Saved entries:
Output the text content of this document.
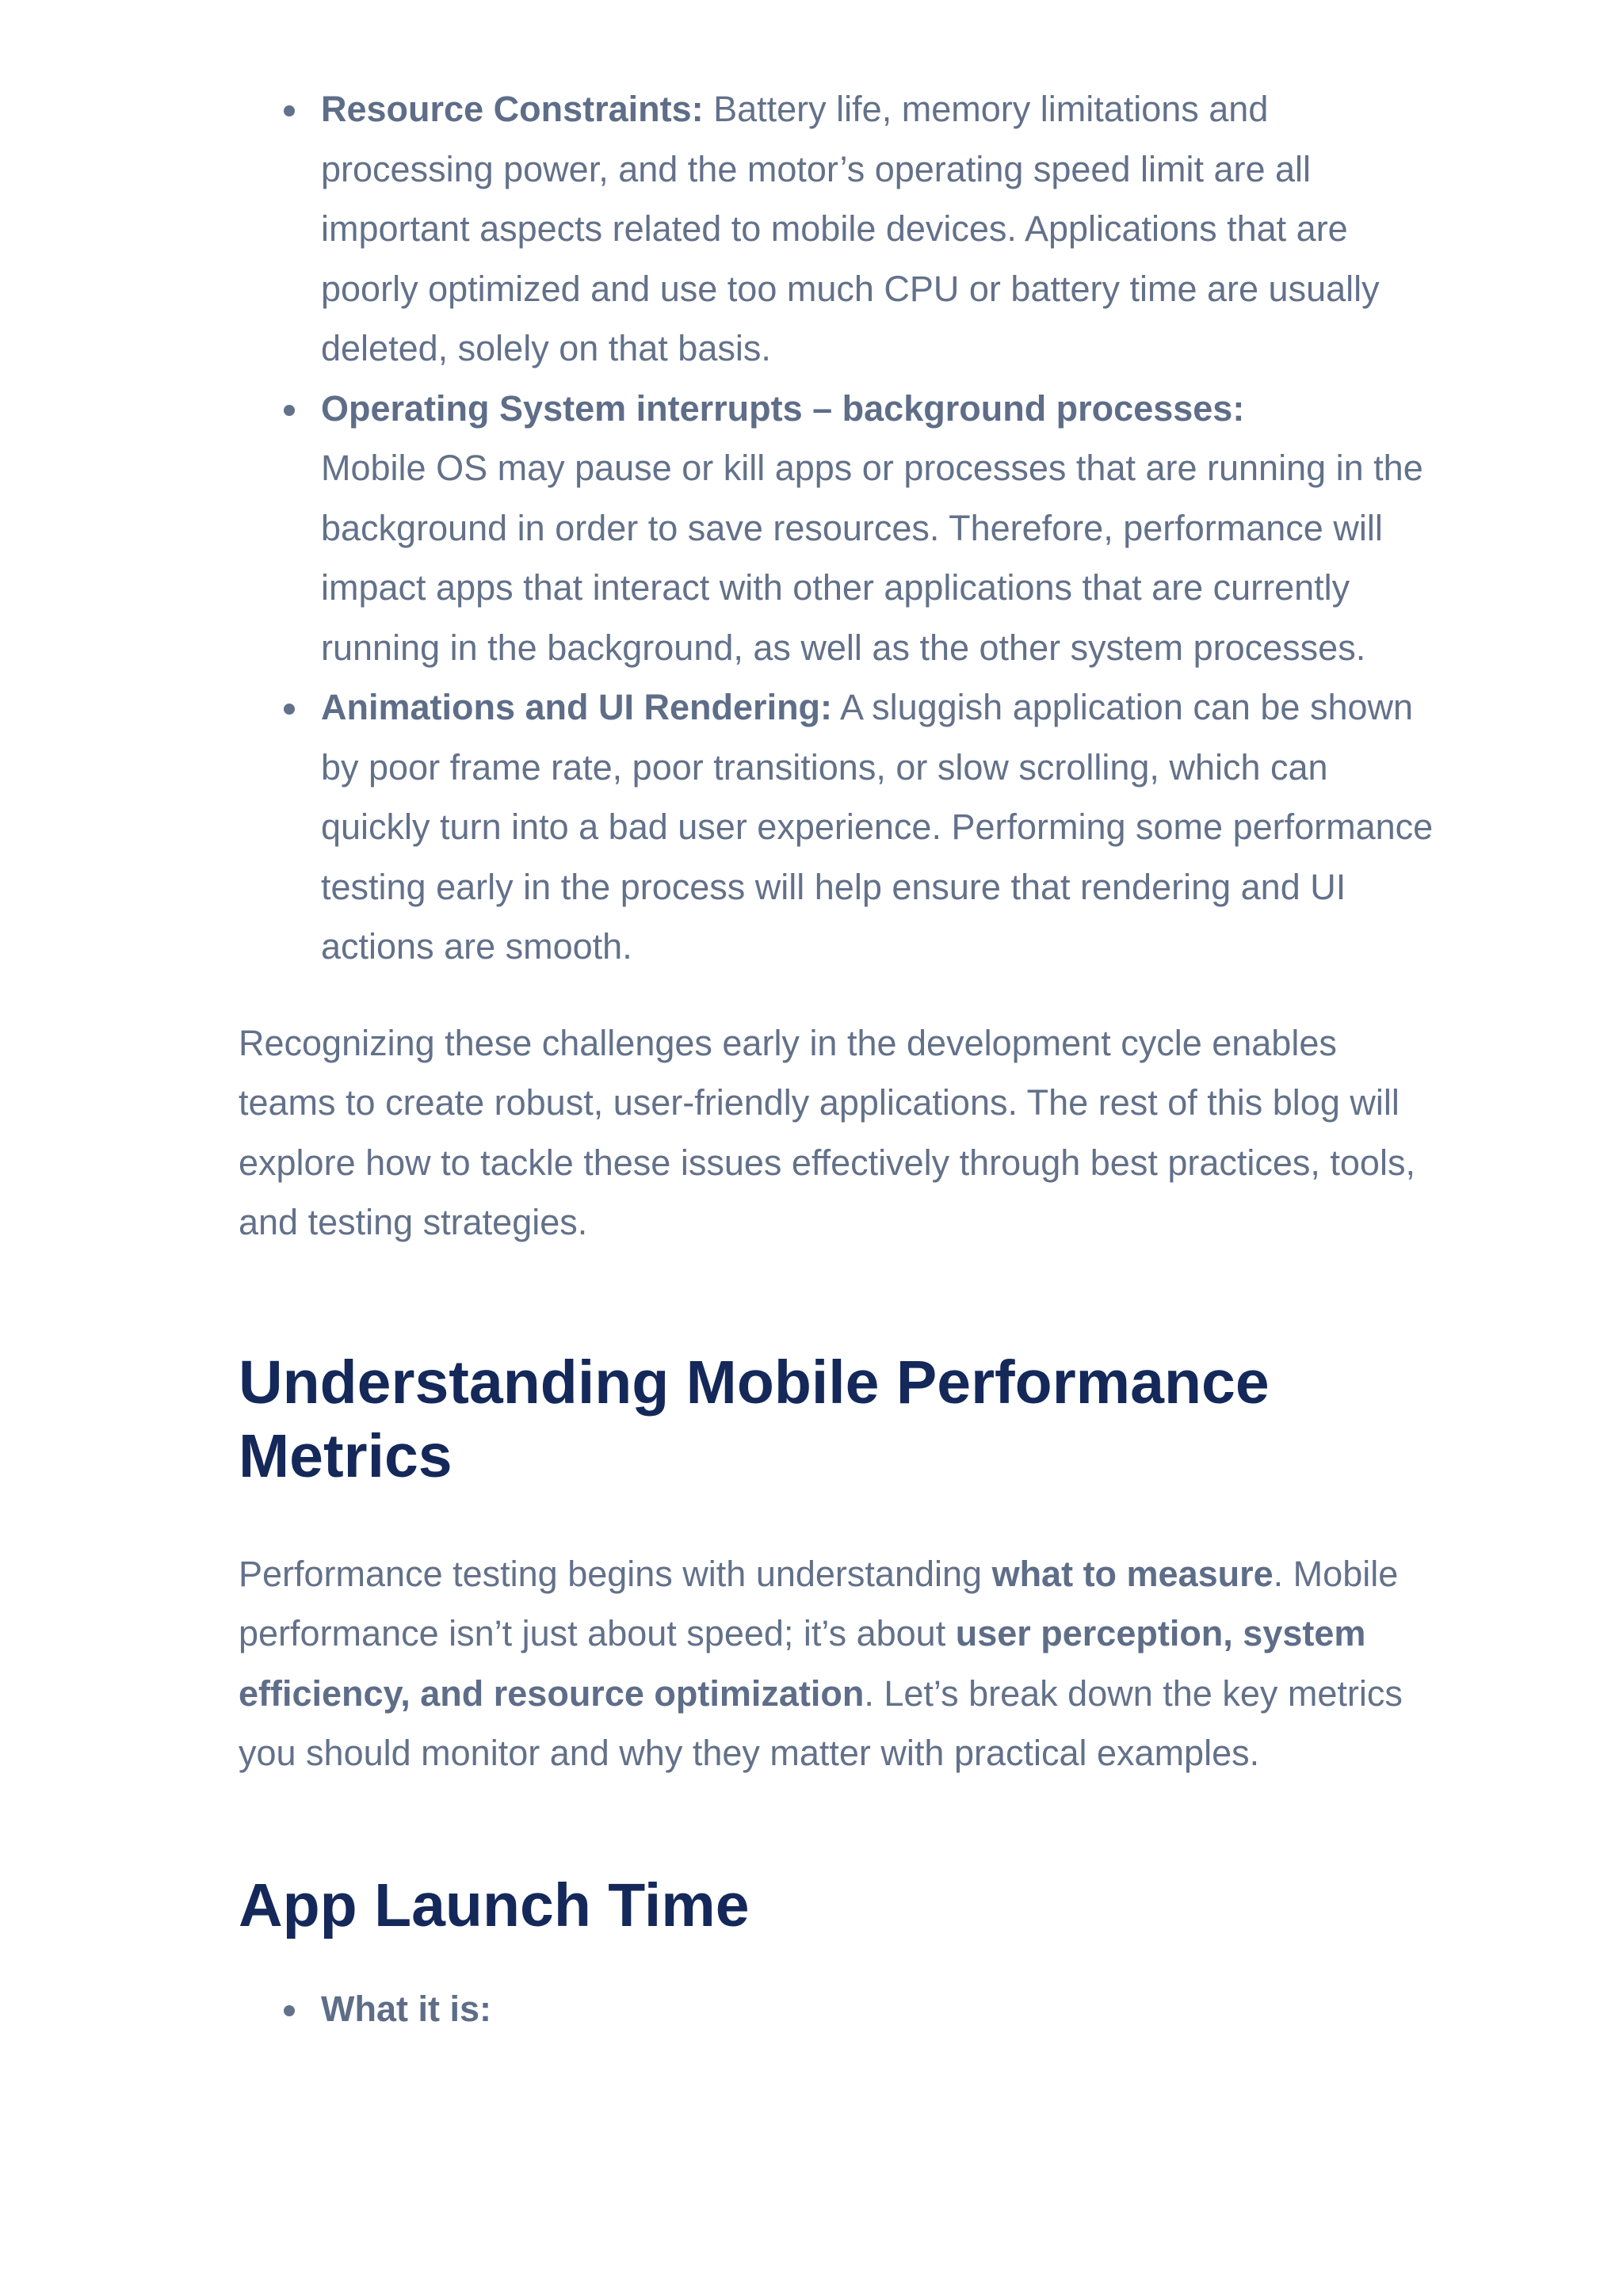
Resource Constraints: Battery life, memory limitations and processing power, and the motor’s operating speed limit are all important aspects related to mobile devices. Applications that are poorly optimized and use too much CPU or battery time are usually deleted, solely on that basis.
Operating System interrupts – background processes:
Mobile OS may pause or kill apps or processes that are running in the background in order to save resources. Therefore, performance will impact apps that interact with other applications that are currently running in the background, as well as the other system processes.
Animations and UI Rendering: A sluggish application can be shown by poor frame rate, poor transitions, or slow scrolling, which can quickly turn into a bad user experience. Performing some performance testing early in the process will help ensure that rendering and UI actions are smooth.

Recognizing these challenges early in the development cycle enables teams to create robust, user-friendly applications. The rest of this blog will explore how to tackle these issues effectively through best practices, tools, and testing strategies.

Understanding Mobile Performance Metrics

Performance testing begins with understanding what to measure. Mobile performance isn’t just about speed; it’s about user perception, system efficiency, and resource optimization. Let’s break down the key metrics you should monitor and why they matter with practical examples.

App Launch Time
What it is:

(PROBLEM TO SOLVE): Restate every record exactly, please; do not copy the pictures.

(THE REPLY):
Output the text content of this document.
Resource Constraints: Battery life, memory limitations and processing power, and the motor’s operating speed limit are all important aspects related to mobile devices. Applications that are poorly optimized and use too much CPU or battery time are usually deleted, solely on that basis.
Operating System interrupts – background processes:
Mobile OS may pause or kill apps or processes that are running in the background in order to save resources. Therefore, performance will impact apps that interact with other applications that are currently running in the background, as well as the other system processes.
Animations and UI Rendering: A sluggish application can be shown by poor frame rate, poor transitions, or slow scrolling, which can quickly turn into a bad user experience. Performing some performance testing early in the process will help ensure that rendering and UI actions are smooth.

Recognizing these challenges early in the development cycle enables teams to create robust, user-friendly applications. The rest of this blog will explore how to tackle these issues effectively through best practices, tools, and testing strategies.

Understanding Mobile Performance Metrics

Performance testing begins with understanding what to measure. Mobile performance isn’t just about speed; it’s about user perception, system efficiency, and resource optimization. Let’s break down the key metrics you should monitor and why they matter with practical examples.

App Launch Time
What it is:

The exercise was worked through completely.